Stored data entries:
»»

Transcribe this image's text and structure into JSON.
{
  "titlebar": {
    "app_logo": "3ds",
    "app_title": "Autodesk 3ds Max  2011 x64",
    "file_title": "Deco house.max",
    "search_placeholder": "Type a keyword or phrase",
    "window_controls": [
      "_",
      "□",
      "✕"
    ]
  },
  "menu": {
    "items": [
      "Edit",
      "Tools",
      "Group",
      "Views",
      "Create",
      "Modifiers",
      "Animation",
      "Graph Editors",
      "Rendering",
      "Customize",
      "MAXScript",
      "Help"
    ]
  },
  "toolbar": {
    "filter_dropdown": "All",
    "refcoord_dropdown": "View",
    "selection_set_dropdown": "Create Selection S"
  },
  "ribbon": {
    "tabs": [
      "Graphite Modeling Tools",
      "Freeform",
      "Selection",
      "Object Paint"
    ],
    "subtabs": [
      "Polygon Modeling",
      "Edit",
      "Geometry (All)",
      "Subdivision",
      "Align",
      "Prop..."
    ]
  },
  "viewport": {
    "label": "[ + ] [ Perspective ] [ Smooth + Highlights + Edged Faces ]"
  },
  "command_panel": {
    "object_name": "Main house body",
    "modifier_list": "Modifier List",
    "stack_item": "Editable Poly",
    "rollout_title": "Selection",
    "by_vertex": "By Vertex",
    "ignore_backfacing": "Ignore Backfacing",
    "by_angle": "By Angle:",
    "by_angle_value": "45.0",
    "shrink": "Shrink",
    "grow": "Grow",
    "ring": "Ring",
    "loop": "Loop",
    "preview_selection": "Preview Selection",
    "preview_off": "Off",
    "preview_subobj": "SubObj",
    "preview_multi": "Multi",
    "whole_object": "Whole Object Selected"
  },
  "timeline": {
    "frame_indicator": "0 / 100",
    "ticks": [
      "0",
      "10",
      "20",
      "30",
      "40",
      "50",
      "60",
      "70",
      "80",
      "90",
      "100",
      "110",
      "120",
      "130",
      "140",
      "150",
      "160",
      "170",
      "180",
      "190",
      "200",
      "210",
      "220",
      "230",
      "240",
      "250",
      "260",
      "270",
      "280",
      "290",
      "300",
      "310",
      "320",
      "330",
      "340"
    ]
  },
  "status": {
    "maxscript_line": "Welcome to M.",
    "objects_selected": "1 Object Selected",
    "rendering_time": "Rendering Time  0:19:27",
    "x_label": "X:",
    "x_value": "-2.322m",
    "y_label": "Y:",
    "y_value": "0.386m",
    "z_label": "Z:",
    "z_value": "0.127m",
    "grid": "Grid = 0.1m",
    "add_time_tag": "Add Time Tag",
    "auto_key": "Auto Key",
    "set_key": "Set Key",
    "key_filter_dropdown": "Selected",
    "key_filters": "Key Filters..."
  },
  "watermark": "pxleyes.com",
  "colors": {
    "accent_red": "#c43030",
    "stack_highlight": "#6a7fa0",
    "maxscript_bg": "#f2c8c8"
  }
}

««

• **Objective**:
Each record should come back exactly as written.

• **Exercise result**:
Transcribe this image's text and structure into JSON.
{
  "titlebar": {
    "app_logo": "3ds",
    "app_title": "Autodesk 3ds Max  2011 x64",
    "file_title": "Deco house.max",
    "search_placeholder": "Type a keyword or phrase",
    "window_controls": [
      "_",
      "□",
      "✕"
    ]
  },
  "menu": {
    "items": [
      "Edit",
      "Tools",
      "Group",
      "Views",
      "Create",
      "Modifiers",
      "Animation",
      "Graph Editors",
      "Rendering",
      "Customize",
      "MAXScript",
      "Help"
    ]
  },
  "toolbar": {
    "filter_dropdown": "All",
    "refcoord_dropdown": "View",
    "selection_set_dropdown": "Create Selection S"
  },
  "ribbon": {
    "tabs": [
      "Graphite Modeling Tools",
      "Freeform",
      "Selection",
      "Object Paint"
    ],
    "subtabs": [
      "Polygon Modeling",
      "Edit",
      "Geometry (All)",
      "Subdivision",
      "Align",
      "Prop..."
    ]
  },
  "viewport": {
    "label": "[ + ] [ Perspective ] [ Smooth + Highlights + Edged Faces ]"
  },
  "command_panel": {
    "object_name": "Main house body",
    "modifier_list": "Modifier List",
    "stack_item": "Editable Poly",
    "rollout_title": "Selection",
    "by_vertex": "By Vertex",
    "ignore_backfacing": "Ignore Backfacing",
    "by_angle": "By Angle:",
    "by_angle_value": "45.0",
    "shrink": "Shrink",
    "grow": "Grow",
    "ring": "Ring",
    "loop": "Loop",
    "preview_selection": "Preview Selection",
    "preview_off": "Off",
    "preview_subobj": "SubObj",
    "preview_multi": "Multi",
    "whole_object": "Whole Object Selected"
  },
  "timeline": {
    "frame_indicator": "0 / 100",
    "ticks": [
      "0",
      "10",
      "20",
      "30",
      "40",
      "50",
      "60",
      "70",
      "80",
      "90",
      "100",
      "110",
      "120",
      "130",
      "140",
      "150",
      "160",
      "170",
      "180",
      "190",
      "200",
      "210",
      "220",
      "230",
      "240",
      "250",
      "260",
      "270",
      "280",
      "290",
      "300",
      "310",
      "320",
      "330",
      "340"
    ]
  },
  "status": {
    "maxscript_line": "Welcome to M.",
    "objects_selected": "1 Object Selected",
    "rendering_time": "Rendering Time  0:19:27",
    "x_label": "X:",
    "x_value": "-2.322m",
    "y_label": "Y:",
    "y_value": "0.386m",
    "z_label": "Z:",
    "z_value": "0.127m",
    "grid": "Grid = 0.1m",
    "add_time_tag": "Add Time Tag",
    "auto_key": "Auto Key",
    "set_key": "Set Key",
    "key_filter_dropdown": "Selected",
    "key_filters": "Key Filters..."
  },
  "watermark": "pxleyes.com",
  "colors": {
    "accent_red": "#c43030",
    "stack_highlight": "#6a7fa0",
    "maxscript_bg": "#f2c8c8"
  }
}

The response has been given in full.